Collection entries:

/---

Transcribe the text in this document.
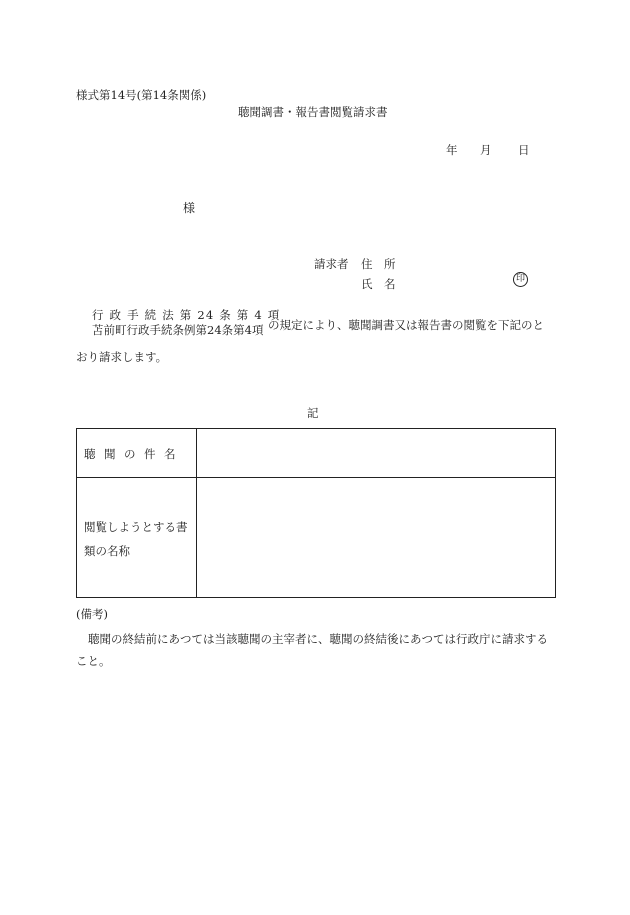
様式第14号(第14条関係)
聴聞調書・報告書閲覧請求書
年 月 日
様
請求者 住　所
氏　名	印
行 政 手 続 法 第 24 条 第 4 項
苫前町行政手続条例第24条第4項 の規定により、聴聞調書又は報告書の閲覧を下記のと
おり請求します。
記
聴聞の件名
閲覧しようとする書類の名称
(備考)
聴聞の終結前にあつては当該聴聞の主宰者に、聴聞の終結後にあつては行政庁に請求すること。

\---

**INSTRUCTIONS TO FOLLOW:** Your copy of the data should match it exactly, except that pictures are left out.

**REPLY:**
Transcribe the text in this document.
様式第14号(第14条関係)
聴聞調書・報告書閲覧請求書
年 月 日
様
請求者 住　所
氏　名	印
行 政 手 続 法 第 24 条 第 4 項
苫前町行政手続条例第24条第4項 の規定により、聴聞調書又は報告書の閲覧を下記のと
おり請求します。
記
聴聞の件名
閲覧しようとする書類の名称
(備考)
聴聞の終結前にあつては当該聴聞の主宰者に、聴聞の終結後にあつては行政庁に請求すること。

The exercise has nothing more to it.